Short problem: Reproduce the following data verbatim, everything from the first line down to and including the line that contains "point (834, 154, 851, 171)".

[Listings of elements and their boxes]

= = = = = = =

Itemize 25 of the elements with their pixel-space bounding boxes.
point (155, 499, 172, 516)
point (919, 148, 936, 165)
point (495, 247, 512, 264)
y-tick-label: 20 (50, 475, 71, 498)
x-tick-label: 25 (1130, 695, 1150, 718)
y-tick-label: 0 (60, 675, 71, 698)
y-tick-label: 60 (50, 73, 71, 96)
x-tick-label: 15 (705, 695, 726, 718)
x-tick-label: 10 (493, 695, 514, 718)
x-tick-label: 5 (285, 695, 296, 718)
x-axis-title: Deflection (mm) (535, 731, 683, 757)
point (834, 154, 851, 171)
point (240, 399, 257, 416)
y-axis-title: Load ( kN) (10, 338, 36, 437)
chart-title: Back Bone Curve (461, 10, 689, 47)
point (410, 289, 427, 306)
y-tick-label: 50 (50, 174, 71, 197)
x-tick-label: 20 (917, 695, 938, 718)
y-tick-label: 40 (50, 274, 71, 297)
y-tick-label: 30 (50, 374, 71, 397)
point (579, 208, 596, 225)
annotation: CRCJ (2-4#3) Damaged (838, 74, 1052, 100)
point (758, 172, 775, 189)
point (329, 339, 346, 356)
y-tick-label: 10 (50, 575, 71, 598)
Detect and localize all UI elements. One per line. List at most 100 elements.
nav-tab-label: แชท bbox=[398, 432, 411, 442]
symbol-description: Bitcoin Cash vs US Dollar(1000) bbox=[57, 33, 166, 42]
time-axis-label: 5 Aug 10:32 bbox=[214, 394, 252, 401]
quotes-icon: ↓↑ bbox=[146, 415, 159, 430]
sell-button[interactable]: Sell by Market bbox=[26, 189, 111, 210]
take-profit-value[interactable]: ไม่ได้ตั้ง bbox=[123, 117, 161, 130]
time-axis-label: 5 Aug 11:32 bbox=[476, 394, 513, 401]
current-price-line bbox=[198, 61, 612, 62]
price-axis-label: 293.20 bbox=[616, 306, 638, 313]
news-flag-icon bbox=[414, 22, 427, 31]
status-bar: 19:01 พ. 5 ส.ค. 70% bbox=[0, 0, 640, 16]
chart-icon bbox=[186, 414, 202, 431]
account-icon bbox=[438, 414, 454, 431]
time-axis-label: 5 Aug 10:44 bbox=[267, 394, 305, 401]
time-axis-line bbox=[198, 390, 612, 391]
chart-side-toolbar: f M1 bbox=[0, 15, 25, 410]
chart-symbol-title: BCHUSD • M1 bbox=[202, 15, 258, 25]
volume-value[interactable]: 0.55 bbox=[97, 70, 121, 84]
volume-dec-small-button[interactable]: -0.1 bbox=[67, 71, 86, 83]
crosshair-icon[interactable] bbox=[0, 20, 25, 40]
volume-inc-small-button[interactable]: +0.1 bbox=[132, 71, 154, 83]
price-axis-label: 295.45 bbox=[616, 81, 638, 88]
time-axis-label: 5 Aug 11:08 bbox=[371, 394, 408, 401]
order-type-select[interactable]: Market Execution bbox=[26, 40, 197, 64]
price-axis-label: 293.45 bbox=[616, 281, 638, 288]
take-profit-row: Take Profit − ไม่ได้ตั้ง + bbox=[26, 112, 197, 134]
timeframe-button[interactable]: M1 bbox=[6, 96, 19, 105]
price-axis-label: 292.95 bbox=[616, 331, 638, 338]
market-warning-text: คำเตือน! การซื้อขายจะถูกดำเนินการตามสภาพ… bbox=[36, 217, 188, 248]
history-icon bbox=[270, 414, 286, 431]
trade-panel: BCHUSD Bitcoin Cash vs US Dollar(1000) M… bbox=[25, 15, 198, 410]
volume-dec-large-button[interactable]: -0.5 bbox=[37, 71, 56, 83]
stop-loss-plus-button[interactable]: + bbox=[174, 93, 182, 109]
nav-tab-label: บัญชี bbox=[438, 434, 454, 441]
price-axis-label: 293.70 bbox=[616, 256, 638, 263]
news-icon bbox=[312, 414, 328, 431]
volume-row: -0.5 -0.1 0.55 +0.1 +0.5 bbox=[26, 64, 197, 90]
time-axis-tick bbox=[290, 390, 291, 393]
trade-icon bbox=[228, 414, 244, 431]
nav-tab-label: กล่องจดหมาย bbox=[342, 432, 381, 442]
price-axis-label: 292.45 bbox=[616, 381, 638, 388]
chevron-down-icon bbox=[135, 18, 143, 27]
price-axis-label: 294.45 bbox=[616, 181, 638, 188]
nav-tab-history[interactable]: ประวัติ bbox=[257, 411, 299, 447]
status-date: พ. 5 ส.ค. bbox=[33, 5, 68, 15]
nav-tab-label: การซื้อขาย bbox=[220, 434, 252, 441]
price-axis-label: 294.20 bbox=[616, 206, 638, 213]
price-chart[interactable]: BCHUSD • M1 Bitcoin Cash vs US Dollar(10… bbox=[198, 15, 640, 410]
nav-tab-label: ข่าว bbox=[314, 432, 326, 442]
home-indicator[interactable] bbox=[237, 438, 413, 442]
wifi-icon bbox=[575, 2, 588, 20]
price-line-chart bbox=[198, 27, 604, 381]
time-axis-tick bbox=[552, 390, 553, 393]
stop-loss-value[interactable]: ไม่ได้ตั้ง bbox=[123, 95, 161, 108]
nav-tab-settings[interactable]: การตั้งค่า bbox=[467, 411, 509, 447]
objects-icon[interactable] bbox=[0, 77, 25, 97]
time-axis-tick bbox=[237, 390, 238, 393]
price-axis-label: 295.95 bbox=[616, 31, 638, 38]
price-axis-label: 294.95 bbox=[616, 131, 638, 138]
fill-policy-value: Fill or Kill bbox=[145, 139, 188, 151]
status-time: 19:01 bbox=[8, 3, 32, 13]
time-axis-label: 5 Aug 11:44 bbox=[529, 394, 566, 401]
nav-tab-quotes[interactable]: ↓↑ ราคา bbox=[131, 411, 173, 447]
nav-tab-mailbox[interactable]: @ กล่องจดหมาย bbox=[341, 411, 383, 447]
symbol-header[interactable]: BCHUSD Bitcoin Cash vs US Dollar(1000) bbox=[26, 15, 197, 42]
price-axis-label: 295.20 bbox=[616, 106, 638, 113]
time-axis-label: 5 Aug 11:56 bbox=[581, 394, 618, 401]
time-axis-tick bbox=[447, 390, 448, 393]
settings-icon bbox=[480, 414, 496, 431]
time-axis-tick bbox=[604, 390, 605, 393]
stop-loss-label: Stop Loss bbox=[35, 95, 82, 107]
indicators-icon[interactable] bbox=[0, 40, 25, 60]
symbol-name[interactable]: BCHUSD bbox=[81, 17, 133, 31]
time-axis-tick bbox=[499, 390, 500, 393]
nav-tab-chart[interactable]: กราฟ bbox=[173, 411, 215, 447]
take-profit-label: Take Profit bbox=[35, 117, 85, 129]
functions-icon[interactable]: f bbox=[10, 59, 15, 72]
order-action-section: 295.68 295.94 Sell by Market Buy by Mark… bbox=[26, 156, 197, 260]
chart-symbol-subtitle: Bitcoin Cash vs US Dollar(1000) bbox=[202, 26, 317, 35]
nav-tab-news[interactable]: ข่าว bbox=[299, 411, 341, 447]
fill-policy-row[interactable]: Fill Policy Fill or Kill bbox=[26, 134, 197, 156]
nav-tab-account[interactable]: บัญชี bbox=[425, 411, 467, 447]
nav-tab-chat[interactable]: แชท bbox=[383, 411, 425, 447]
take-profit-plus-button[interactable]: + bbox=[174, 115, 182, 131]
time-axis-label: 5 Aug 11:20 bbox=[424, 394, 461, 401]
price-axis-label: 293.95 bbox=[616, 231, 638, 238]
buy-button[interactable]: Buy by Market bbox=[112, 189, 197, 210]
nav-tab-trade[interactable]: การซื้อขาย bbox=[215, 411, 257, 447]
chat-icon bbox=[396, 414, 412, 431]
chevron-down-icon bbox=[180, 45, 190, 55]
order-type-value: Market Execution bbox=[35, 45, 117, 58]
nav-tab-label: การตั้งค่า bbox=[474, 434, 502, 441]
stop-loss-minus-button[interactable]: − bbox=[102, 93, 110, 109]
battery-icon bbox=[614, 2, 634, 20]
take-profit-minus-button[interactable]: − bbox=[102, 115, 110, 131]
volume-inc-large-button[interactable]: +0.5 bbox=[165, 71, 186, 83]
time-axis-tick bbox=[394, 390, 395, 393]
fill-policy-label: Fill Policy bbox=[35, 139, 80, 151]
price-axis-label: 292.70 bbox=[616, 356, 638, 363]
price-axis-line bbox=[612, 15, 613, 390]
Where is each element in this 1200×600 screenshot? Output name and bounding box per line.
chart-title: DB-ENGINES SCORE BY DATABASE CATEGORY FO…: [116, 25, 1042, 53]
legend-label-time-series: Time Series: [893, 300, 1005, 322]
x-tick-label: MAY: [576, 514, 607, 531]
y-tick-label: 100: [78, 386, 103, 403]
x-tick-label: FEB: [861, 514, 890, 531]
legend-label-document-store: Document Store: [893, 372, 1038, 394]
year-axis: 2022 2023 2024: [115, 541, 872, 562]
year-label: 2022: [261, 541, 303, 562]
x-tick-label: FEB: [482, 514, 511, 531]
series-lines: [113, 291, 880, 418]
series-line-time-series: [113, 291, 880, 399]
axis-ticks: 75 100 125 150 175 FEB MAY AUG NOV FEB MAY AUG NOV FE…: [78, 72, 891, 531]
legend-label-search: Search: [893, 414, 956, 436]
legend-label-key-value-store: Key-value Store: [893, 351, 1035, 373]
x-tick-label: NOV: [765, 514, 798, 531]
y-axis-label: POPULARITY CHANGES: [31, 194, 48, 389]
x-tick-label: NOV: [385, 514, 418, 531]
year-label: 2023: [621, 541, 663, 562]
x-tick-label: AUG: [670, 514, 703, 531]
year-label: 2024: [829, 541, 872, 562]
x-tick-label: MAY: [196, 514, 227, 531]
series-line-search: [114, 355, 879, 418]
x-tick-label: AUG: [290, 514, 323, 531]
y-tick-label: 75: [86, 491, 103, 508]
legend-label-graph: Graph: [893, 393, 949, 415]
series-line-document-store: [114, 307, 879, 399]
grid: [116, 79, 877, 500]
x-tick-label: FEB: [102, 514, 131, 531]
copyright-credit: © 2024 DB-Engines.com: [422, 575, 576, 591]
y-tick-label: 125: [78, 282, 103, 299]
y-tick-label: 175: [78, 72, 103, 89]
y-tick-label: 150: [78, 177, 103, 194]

= = = = = = =

Written answer:
Itemize 25 of the elements with their pixel-space bounding boxes.
point (155, 499, 172, 516)
point (919, 148, 936, 165)
point (495, 247, 512, 264)
y-tick-label: 20 (50, 475, 71, 498)
x-tick-label: 25 (1130, 695, 1150, 718)
y-tick-label: 0 (60, 675, 71, 698)
y-tick-label: 60 (50, 73, 71, 96)
x-tick-label: 15 (705, 695, 726, 718)
x-tick-label: 10 (493, 695, 514, 718)
x-tick-label: 5 (285, 695, 296, 718)
x-axis-title: Deflection (mm) (535, 731, 683, 757)
point (834, 154, 851, 171)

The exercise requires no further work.